> _WORK TO DO_
Copy out all of the data exactly as it appears.

> _SOURCE MATERIAL_

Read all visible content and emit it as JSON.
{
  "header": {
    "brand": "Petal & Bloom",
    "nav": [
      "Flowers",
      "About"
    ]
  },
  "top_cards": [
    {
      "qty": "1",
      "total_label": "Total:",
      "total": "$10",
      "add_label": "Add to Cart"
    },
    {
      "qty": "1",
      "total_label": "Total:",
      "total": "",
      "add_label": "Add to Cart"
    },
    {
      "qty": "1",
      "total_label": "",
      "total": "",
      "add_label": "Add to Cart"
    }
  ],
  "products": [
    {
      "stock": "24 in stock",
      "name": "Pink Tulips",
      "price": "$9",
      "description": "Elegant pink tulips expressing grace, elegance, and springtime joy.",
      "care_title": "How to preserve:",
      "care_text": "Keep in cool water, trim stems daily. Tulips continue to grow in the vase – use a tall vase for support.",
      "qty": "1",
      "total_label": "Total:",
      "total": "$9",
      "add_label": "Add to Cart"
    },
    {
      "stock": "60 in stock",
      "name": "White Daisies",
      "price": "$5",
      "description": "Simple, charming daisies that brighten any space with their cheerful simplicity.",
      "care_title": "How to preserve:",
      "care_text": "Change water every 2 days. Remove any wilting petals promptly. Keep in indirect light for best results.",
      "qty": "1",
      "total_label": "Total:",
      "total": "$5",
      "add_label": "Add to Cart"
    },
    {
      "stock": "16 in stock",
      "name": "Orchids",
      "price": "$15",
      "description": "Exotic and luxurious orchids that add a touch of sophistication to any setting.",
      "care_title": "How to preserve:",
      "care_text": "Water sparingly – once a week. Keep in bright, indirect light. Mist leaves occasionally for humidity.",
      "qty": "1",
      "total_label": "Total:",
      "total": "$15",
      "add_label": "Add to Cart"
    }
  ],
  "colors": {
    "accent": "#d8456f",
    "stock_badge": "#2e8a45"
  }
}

> _OUTPUT FOR THIS EXERCISE_
Read all visible content and emit it as JSON.
{
  "header": {
    "brand": "Petal & Bloom",
    "nav": [
      "Flowers",
      "About"
    ]
  },
  "top_cards": [
    {
      "qty": "1",
      "total_label": "Total:",
      "total": "$10",
      "add_label": "Add to Cart"
    },
    {
      "qty": "1",
      "total_label": "Total:",
      "total": "",
      "add_label": "Add to Cart"
    },
    {
      "qty": "1",
      "total_label": "",
      "total": "",
      "add_label": "Add to Cart"
    }
  ],
  "products": [
    {
      "stock": "24 in stock",
      "name": "Pink Tulips",
      "price": "$9",
      "description": "Elegant pink tulips expressing grace, elegance, and springtime joy.",
      "care_title": "How to preserve:",
      "care_text": "Keep in cool water, trim stems daily. Tulips continue to grow in the vase – use a tall vase for support.",
      "qty": "1",
      "total_label": "Total:",
      "total": "$9",
      "add_label": "Add to Cart"
    },
    {
      "stock": "60 in stock",
      "name": "White Daisies",
      "price": "$5",
      "description": "Simple, charming daisies that brighten any space with their cheerful simplicity.",
      "care_title": "How to preserve:",
      "care_text": "Change water every 2 days. Remove any wilting petals promptly. Keep in indirect light for best results.",
      "qty": "1",
      "total_label": "Total:",
      "total": "$5",
      "add_label": "Add to Cart"
    },
    {
      "stock": "16 in stock",
      "name": "Orchids",
      "price": "$15",
      "description": "Exotic and luxurious orchids that add a touch of sophistication to any setting.",
      "care_title": "How to preserve:",
      "care_text": "Water sparingly – once a week. Keep in bright, indirect light. Mist leaves occasionally for humidity.",
      "qty": "1",
      "total_label": "Total:",
      "total": "$15",
      "add_label": "Add to Cart"
    }
  ],
  "colors": {
    "accent": "#d8456f",
    "stock_badge": "#2e8a45"
  }
}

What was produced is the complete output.